* Raw data
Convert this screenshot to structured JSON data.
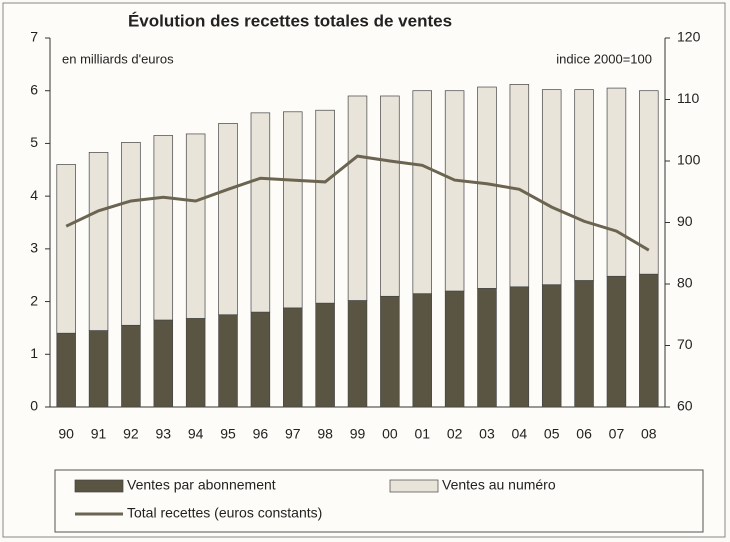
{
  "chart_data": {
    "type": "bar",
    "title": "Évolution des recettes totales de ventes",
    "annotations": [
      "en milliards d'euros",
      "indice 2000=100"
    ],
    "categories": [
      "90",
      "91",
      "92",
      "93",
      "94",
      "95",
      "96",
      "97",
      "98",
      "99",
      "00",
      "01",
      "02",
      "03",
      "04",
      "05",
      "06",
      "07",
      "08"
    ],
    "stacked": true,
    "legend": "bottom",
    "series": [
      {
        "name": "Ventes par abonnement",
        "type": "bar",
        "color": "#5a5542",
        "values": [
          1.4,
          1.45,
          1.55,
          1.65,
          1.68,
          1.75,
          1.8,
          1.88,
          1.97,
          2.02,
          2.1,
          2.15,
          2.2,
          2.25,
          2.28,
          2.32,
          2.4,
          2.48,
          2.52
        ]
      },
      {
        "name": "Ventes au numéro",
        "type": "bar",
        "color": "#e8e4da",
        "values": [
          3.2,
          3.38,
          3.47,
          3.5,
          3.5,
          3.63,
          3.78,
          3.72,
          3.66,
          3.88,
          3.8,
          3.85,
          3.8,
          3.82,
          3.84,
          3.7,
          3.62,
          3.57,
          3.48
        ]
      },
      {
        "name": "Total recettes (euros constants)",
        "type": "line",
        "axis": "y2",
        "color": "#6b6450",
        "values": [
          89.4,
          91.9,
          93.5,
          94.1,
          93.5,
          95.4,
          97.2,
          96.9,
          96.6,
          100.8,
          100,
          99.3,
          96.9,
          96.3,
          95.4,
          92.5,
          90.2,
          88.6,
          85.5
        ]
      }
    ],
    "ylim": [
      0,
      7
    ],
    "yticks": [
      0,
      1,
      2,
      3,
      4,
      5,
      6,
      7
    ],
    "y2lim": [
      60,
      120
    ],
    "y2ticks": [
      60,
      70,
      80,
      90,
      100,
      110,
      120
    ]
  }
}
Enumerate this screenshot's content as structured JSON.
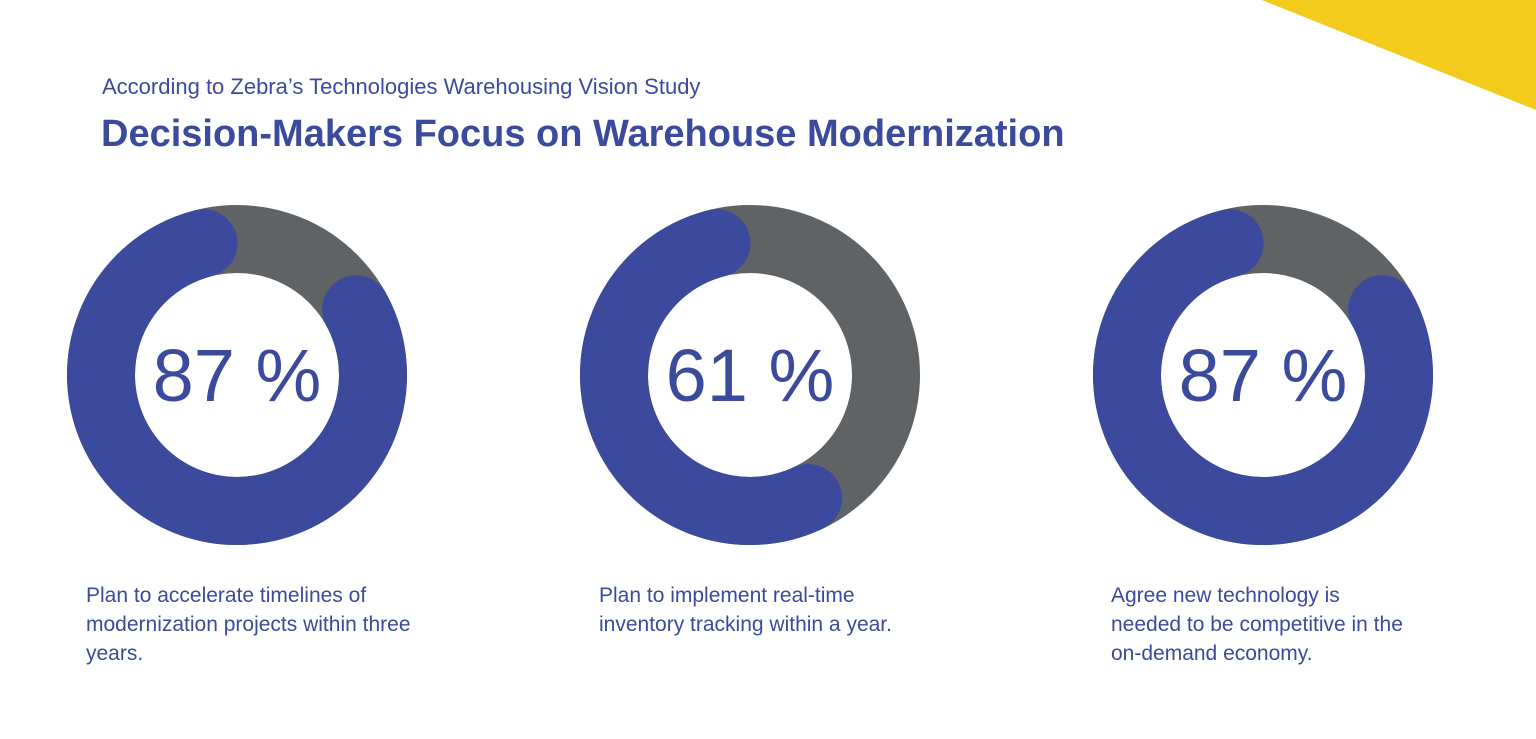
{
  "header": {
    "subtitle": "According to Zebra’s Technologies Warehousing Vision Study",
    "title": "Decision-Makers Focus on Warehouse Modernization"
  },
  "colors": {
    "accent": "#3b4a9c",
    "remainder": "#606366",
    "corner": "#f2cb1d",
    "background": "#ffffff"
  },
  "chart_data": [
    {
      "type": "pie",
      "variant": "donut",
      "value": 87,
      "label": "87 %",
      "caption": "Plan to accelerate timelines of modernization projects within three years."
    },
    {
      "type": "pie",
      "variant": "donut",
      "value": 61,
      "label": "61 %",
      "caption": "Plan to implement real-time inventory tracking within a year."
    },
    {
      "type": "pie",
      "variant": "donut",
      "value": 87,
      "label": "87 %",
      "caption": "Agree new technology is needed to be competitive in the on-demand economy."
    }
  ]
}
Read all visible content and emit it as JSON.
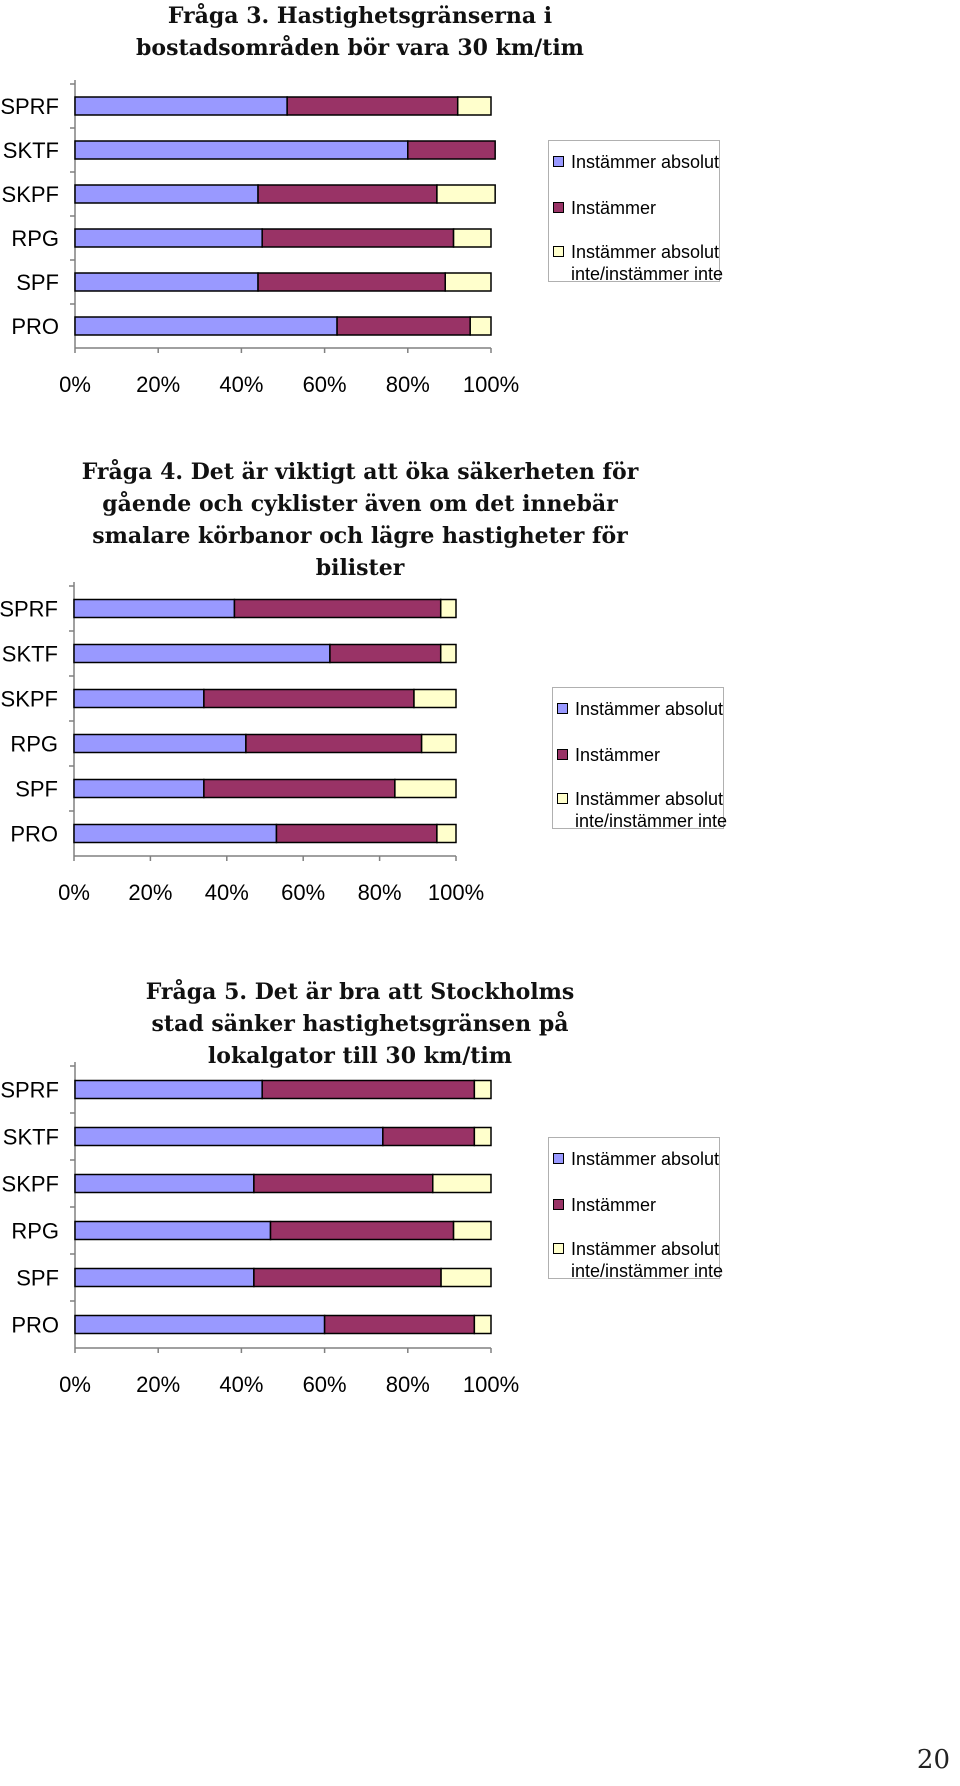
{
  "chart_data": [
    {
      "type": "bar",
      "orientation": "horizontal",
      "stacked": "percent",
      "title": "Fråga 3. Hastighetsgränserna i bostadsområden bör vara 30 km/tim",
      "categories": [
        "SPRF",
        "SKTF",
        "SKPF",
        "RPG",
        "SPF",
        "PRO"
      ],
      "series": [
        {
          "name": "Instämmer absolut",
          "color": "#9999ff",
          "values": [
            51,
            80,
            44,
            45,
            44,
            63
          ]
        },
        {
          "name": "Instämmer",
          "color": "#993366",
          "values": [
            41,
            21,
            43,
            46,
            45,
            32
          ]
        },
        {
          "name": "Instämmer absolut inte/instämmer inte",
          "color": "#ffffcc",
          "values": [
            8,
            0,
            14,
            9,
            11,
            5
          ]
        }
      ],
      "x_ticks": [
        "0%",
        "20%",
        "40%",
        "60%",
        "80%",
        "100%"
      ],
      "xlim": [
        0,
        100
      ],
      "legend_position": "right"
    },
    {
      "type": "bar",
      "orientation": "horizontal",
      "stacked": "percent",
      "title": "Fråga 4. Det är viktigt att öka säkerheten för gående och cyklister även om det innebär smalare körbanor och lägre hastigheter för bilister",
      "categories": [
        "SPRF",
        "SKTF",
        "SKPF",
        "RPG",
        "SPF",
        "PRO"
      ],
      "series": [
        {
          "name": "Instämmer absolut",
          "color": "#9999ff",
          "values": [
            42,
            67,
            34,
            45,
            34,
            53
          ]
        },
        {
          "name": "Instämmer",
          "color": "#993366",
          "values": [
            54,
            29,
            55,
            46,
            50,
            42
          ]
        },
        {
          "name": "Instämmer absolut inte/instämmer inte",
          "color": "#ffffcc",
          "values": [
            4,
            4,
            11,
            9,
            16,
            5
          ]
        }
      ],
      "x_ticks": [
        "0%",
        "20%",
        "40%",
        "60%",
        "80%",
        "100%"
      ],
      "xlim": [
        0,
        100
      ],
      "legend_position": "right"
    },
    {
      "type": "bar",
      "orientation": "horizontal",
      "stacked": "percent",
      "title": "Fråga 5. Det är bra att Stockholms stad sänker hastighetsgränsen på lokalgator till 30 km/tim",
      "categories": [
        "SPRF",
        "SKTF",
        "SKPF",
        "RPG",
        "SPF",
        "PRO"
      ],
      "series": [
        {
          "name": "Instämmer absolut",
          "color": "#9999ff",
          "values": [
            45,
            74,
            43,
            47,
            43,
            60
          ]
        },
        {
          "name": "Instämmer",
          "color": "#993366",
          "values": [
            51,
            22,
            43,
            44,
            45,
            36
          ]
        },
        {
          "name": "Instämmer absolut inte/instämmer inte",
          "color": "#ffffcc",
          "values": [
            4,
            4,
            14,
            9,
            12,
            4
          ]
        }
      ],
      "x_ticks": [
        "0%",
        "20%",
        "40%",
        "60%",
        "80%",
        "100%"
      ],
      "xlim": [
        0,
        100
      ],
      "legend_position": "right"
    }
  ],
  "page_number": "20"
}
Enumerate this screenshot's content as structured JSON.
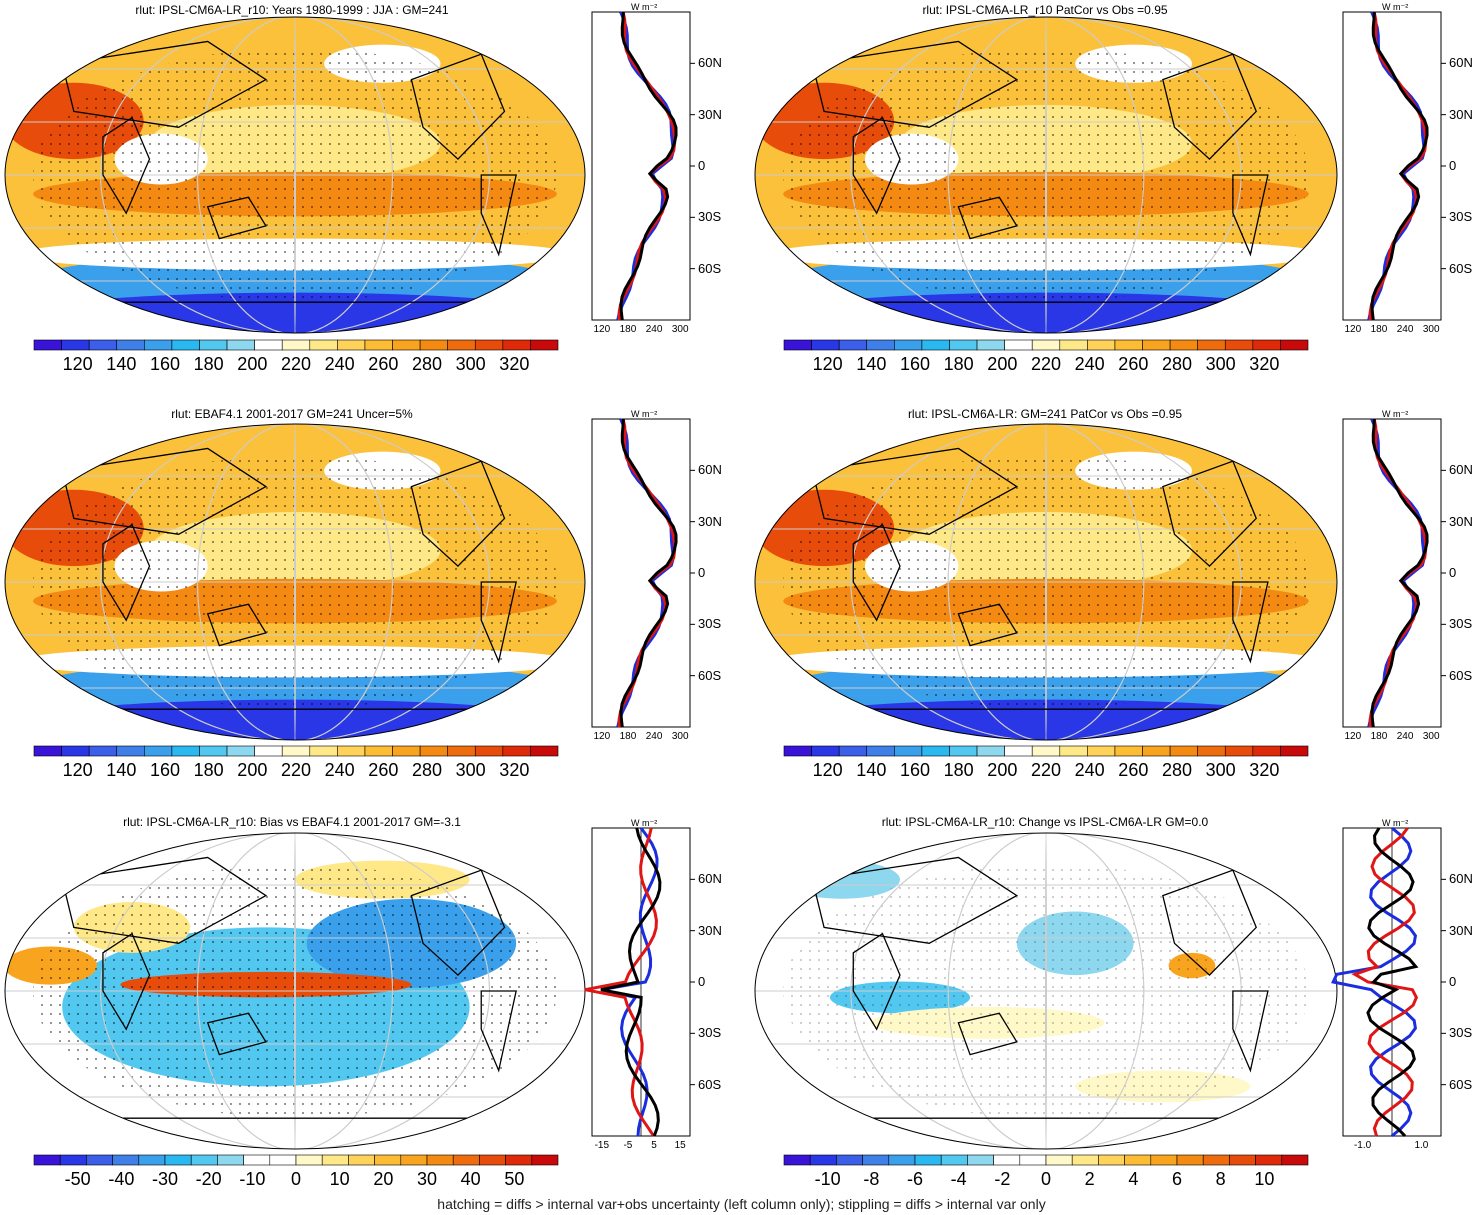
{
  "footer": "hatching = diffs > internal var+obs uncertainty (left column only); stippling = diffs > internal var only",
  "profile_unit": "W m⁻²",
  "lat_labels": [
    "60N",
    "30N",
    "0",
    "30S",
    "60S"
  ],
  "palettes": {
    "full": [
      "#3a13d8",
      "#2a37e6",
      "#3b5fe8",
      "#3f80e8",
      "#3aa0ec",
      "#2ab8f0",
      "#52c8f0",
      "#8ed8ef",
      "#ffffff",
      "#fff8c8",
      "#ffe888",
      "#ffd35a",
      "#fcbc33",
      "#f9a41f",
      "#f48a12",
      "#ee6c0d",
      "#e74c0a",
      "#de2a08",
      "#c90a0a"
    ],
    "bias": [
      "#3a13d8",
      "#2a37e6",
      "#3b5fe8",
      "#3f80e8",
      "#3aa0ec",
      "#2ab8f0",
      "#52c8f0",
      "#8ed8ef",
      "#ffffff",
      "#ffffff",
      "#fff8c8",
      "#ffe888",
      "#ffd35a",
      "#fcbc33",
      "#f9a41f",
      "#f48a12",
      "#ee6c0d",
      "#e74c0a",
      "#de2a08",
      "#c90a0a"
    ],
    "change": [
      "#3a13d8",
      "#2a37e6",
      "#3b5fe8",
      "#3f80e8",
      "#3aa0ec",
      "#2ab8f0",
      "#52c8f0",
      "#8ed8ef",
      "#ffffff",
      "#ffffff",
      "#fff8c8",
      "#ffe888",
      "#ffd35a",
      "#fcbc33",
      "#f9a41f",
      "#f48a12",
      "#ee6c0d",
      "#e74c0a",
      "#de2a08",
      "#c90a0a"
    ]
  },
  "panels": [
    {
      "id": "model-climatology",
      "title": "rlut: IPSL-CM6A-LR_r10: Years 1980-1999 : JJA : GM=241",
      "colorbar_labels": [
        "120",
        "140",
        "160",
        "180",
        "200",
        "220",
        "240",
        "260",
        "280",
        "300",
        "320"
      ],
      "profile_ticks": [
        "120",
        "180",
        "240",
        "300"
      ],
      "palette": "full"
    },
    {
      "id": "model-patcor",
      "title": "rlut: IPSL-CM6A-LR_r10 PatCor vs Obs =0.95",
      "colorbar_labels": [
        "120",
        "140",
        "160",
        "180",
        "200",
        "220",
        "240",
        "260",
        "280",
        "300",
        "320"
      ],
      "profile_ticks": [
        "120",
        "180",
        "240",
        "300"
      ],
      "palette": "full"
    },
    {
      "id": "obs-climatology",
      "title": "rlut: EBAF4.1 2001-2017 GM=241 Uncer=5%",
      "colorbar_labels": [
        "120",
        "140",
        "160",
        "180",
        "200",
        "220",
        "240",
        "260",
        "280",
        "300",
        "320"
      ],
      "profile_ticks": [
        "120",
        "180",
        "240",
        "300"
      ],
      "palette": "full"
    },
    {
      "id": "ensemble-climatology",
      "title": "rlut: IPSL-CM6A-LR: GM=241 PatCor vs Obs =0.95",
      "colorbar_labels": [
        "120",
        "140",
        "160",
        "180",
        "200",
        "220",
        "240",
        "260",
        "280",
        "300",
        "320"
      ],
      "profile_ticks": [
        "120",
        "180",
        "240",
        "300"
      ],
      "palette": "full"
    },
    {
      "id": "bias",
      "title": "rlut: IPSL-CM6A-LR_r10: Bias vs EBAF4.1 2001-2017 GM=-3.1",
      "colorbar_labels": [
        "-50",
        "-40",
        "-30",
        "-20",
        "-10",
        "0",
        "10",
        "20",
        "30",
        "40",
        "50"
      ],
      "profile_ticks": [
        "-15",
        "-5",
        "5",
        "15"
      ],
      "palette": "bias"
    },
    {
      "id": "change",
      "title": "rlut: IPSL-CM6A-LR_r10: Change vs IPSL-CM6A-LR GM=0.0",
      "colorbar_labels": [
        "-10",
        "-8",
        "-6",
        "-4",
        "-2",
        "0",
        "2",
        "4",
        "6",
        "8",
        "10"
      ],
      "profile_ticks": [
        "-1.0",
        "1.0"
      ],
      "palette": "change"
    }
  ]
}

* Task brief
Go through the entries above and pull out each line with "JSON" in it.

* Written response
Convert this screenshot to structured JSON data.
Enumerate this screenshot's content as structured JSON.
Read all visible content and emit it as JSON.
Enumerate this screenshot's content as structured JSON.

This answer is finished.